_SHORT PROBLEM_
Go through the data below and gather each line containing "source".

_ENTRIES SHOWN_

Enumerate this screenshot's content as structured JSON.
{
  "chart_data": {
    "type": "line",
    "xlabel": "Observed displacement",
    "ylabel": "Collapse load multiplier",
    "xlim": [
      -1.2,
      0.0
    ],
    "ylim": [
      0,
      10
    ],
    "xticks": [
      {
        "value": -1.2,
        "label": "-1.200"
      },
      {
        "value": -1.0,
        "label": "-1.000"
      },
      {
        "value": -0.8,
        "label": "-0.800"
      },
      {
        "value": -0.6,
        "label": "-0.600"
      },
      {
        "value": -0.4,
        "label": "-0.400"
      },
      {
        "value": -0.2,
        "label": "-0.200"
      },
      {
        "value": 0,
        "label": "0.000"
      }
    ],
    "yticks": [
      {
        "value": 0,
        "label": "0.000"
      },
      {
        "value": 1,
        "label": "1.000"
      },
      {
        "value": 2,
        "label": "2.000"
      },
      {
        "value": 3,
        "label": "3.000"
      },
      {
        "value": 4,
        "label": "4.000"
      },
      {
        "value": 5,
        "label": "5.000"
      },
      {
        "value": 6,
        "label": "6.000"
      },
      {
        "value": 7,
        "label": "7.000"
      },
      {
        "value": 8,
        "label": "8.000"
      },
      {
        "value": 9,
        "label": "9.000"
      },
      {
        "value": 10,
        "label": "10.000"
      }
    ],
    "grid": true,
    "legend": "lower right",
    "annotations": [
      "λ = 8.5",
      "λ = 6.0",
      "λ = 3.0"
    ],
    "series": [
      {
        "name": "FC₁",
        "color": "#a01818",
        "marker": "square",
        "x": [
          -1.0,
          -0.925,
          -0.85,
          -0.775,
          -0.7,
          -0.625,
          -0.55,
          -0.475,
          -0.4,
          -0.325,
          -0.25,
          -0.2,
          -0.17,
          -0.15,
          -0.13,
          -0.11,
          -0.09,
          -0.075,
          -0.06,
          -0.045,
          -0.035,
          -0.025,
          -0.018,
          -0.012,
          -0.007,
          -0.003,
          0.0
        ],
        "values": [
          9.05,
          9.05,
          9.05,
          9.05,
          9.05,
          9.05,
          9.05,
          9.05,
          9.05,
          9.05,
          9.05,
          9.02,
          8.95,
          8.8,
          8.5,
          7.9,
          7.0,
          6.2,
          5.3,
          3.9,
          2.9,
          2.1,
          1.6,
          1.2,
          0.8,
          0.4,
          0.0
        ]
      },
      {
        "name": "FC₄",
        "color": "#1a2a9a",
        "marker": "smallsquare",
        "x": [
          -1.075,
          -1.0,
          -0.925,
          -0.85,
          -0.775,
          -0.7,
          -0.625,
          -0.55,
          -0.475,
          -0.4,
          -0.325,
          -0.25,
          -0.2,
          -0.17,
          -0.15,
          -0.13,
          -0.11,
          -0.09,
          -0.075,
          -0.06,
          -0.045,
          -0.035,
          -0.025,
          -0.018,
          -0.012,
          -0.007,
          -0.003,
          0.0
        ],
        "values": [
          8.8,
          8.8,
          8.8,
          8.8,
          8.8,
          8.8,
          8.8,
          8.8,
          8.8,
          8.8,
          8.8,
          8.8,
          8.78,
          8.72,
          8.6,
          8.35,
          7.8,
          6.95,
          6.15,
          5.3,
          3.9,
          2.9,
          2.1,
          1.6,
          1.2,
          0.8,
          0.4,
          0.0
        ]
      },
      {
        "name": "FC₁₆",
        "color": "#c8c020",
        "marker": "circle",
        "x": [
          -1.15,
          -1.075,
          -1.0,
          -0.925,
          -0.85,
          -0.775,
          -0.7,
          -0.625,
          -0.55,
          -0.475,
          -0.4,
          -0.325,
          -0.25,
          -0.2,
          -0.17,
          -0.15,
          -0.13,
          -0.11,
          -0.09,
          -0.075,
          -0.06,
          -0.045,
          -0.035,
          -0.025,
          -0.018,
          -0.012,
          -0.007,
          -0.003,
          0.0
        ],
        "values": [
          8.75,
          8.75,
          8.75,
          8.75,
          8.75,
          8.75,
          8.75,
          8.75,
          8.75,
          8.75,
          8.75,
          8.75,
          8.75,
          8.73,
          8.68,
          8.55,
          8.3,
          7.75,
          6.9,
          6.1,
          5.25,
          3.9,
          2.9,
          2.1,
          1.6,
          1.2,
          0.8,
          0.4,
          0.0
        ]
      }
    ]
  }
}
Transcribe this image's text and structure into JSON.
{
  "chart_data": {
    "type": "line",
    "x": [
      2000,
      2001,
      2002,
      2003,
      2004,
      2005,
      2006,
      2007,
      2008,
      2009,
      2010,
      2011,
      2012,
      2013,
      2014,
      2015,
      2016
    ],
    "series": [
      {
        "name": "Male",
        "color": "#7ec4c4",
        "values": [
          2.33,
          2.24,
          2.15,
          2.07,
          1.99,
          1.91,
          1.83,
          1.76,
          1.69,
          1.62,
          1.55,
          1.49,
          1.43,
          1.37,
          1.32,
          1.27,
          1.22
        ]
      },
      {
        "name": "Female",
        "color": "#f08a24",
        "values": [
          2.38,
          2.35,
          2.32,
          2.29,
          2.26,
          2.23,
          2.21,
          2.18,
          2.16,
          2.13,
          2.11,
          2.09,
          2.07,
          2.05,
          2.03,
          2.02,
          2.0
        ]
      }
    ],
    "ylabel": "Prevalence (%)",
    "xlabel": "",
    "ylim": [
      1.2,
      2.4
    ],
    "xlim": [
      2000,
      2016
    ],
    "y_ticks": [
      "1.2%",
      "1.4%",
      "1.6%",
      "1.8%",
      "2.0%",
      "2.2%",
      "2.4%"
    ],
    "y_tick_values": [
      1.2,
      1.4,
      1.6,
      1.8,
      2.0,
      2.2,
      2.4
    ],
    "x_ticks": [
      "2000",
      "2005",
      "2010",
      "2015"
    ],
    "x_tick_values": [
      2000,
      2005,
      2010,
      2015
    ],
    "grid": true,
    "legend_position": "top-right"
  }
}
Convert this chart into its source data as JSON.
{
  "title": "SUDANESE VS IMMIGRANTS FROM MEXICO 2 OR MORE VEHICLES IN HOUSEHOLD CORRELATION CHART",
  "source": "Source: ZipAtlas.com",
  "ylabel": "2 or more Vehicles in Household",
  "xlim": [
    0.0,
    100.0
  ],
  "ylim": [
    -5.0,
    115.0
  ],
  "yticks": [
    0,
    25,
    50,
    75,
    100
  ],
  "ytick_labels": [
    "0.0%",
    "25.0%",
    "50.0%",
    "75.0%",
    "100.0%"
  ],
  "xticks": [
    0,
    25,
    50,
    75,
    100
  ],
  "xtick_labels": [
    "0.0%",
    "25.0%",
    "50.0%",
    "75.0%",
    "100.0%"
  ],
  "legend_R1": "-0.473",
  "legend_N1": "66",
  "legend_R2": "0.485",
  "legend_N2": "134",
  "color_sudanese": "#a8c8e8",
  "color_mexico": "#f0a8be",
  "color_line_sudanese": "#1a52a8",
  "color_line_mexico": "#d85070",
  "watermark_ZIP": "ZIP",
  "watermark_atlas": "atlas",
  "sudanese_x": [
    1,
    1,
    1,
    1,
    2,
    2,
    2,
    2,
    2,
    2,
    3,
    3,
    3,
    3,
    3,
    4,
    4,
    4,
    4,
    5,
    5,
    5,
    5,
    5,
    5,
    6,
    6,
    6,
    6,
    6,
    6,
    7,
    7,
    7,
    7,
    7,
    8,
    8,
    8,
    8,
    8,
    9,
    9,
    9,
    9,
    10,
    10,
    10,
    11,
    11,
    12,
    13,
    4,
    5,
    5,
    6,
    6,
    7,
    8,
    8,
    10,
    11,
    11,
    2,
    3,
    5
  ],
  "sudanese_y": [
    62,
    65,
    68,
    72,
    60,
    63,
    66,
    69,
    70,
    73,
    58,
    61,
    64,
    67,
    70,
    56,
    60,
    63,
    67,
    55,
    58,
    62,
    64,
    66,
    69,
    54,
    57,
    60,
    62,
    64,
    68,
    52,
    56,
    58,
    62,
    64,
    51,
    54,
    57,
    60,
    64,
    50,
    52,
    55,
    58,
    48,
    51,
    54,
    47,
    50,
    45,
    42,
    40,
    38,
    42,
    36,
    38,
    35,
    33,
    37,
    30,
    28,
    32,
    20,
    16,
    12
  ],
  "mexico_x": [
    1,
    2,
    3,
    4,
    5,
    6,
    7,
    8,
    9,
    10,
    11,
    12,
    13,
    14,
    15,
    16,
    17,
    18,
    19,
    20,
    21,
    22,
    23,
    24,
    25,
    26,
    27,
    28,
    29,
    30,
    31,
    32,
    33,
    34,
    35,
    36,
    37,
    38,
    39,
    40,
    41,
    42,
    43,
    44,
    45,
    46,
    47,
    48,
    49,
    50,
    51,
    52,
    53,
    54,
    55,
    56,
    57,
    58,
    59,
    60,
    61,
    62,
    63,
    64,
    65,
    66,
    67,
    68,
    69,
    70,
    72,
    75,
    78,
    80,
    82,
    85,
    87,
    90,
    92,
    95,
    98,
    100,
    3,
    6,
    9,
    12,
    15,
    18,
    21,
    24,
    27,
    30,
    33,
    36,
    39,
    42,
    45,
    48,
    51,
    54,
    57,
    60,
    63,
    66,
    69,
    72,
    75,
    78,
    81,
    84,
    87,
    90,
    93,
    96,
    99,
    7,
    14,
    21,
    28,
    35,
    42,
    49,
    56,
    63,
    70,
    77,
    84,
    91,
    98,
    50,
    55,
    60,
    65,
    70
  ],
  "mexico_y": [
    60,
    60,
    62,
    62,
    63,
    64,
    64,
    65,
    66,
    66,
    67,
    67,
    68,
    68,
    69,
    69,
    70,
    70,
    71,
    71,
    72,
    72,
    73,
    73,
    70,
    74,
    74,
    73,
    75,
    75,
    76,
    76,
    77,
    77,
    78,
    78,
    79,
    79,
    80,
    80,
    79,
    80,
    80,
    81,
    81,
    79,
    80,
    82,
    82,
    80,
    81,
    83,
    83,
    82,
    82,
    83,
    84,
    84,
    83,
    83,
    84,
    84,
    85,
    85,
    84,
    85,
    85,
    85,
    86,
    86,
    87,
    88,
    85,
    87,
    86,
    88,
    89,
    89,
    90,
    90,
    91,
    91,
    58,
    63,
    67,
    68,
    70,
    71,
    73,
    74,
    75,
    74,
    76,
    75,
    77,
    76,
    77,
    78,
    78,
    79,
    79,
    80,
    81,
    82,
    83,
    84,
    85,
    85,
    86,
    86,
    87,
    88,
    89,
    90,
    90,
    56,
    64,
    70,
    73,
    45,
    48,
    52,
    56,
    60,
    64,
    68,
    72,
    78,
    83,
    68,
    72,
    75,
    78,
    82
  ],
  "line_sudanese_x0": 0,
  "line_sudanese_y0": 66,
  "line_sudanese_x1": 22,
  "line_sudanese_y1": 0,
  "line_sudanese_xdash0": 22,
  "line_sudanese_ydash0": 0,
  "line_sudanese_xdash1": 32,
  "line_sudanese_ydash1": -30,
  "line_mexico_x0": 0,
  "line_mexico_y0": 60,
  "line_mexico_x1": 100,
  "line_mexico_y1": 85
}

_EXERCISE RESPONSE_
Convert this chart into its source data as JSON.
  "source": "Source: ZipAtlas.com",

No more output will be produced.